Here are some records. Copy each one exactly.

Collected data
[Start]
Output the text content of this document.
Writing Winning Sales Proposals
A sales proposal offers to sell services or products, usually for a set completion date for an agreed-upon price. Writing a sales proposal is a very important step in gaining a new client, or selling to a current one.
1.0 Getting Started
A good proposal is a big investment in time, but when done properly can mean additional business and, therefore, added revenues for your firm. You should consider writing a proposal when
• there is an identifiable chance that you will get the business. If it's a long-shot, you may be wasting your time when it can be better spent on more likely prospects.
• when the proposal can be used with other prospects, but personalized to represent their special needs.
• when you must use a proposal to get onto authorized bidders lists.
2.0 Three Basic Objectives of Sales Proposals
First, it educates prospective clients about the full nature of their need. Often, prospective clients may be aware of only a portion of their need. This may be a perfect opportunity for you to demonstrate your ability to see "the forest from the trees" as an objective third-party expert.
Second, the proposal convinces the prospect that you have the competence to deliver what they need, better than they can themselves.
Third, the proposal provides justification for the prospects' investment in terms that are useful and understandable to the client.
[End]
* [The result]:
Output the text content of this document.
Writing Winning Sales Proposals
A sales proposal offers to sell services or products, usually for a set completion date for an agreed-upon price. Writing a sales proposal is a very important step in gaining a new client, or selling to a current one.
1.0 Getting Started
A good proposal is a big investment in time, but when done properly can mean additional business and, therefore, added revenues for your firm. You should consider writing a proposal when
• there is an identifiable chance that you will get the business. If it's a long-shot, you may be wasting your time when it can be better spent on more likely prospects.
• when the proposal can be used with other prospects, but personalized to represent their special needs.
• when you must use a proposal to get onto authorized bidders lists.
2.0 Three Basic Objectives of Sales Proposals
First, it educates prospective clients about the full nature of their need. Often, prospective clients may be aware of only a portion of their need. This may be a perfect opportunity for you to demonstrate your ability to see "the forest from the trees" as an objective third-party expert.
Second, the proposal convinces the prospect that you have the competence to deliver what they need, better than they can themselves.
Third, the proposal provides justification for the prospects' investment in terms that are useful and understandable to the client.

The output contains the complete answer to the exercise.